* [Selected excerpt]:

——

The World Bank Part 2
George Hewison Political Economy Newsletter Volume 2, #12 December, 2014
Last month’s Political Economy Newsletter briefly dealt with the genesis of the World Bank, a brainchild of United States capitalism after WW II. No strategic or tactical consideration for social advance and/or change is possible without factoring in such important components of global capitalism as the World Bank and the IMF. The P.E.N. is therefore indebted to Eric Toussaint, President of the Committee for the Abolition of Third World Debt, and his thoroughly researched book, “The World Bank-A Critical Primer”.
With Toussaint’s account, the reader is struck by two salient points. First, the World Bank is no charitable foundation; and two, its main goal, from inception to the present, was to guarantee that US capital consolidated and extended its preeminent position throughout the world. The Bank receives money from private banks at prevailing rates of interest, and, in turn, lends to client countries at market interest rates provided that those countries, that desperately need development capital, meet certain criteria laid down by the bank. It is this criterion that establishes the World Bank as the extension of US foreign policy and the needs of its global capitalist enterprise.
Immediately after World War II, the loans granted by the World Bank went for the reconstruction of Europe. By 1946-47, Communist parties, that had been in the leadership of the underground resistance in Nazi-occupied France and Italy, had emerged as the most popular political parties and poised to become government. But “aid” packages of the Marshall Plan, along with the strings of World Bank loans, precluded Communist participation in government and effectively thwarted the Communists and any revolutionary sentiment in those countries. Capitalism in Europe was saved.

——

* [Extracted entries]:
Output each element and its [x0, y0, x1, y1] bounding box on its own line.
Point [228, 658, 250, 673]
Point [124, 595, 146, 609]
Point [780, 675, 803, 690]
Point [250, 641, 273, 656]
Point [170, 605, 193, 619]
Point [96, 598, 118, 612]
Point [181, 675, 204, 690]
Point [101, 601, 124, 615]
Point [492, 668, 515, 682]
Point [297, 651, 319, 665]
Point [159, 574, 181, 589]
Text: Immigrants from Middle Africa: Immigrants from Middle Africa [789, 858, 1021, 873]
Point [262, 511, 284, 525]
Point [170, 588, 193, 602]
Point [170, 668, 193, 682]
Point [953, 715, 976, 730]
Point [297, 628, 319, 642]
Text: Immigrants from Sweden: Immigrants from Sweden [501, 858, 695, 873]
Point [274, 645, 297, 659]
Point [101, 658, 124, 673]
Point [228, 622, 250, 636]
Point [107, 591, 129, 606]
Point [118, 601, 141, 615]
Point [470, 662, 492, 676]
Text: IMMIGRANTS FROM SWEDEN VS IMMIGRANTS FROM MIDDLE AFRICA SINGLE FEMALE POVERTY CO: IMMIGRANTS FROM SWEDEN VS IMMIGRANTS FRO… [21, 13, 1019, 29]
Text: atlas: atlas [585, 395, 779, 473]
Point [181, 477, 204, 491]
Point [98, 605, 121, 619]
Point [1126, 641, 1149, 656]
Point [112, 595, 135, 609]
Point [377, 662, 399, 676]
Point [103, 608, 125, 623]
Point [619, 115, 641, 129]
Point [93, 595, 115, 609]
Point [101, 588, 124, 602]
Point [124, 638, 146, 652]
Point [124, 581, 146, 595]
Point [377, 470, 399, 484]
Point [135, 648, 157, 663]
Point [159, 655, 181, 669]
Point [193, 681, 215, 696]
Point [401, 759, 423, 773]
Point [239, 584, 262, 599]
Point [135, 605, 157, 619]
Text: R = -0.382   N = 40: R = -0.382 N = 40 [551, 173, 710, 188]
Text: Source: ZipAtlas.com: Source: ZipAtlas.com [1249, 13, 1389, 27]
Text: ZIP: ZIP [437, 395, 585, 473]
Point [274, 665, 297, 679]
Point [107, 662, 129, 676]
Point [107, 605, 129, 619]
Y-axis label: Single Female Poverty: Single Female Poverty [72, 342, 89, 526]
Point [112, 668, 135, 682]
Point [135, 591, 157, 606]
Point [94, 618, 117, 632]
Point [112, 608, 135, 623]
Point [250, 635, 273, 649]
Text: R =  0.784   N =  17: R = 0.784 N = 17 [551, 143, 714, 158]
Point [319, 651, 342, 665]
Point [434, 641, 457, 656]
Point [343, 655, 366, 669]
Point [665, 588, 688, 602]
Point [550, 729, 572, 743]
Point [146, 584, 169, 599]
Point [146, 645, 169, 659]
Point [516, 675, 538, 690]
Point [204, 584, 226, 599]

——

* [Problems to solve]:
[A] Rewrite the World Bank newsletter passage from "With Toussaint’s account, the" up to and including "global capitalist enterprise.", with "client countries" changed to "borrowing countries".
[B] Write the next part of the newsletter article on the World Bank, picking up after its final sentence.

* [Task-by-task outputs]:
[A]
With Toussaint’s account, the reader is struck by two salient points. First, the World Bank is no charitable foundation; and two, its main goal, from inception to the present, was to guarantee that US capital consolidated and extended its preeminent position throughout the world. The Bank receives money from private banks at prevailing rates of interest, and, in turn, lends to borrowing countries at market interest rates provided that those countries, that desperately need development capital, meet certain criteria laid down by the bank. It is this criterion that establishes the World Bank as the extension of US foreign policy and the needs of its global capitalist enterprise.

[B]
West Germany, Japan and South Korea, with World Bank assistance, later became showcases for capitalism in the post WWII period, as the US used its overwhelming economic power, coming out of the War, to press its advantage over its erstwhile allies and dictate to friend and foe alike, using institutions like the IMF and the World Bank. Show case number one was West Germany, where East eyeballed West during a Cold War spanning four decades (NATO from 1949 and the Warsaw Pact from 1954). West Germany’s share of the agreed-upon war debt by the Allies at the end of WWII had been forgiven in 1953 by the United States, Britain and France; and was a stunning example of US financial largesse. The Soviets could not match the US in their occupation zone of eastern Germany. Similarly, the support lent to South Korea from 1953 to 1961, despite a succession of brutal military dictatorships in that country was equally generous, and established yet another showcase south of the DMZ after the Korean War ended in a truce in 1953. It “received more from the United States than the Bank lent to all independent countries in the Third World (India, Pakistan, Mexico, Brazil, and Nigeria included)….” This was the foundation for the Korean “miracle”.
Toussaint compares generous treatment in handling the debt of war-ravaged European colonial powers to that subsequently foisted on newly-emerging nations of Africa and Asia and also compliant states in the US backyard, Latin America. Nowhere is the role of the World Bank, as an instrument of US foreign policy, clearer than its handling of Third World debt.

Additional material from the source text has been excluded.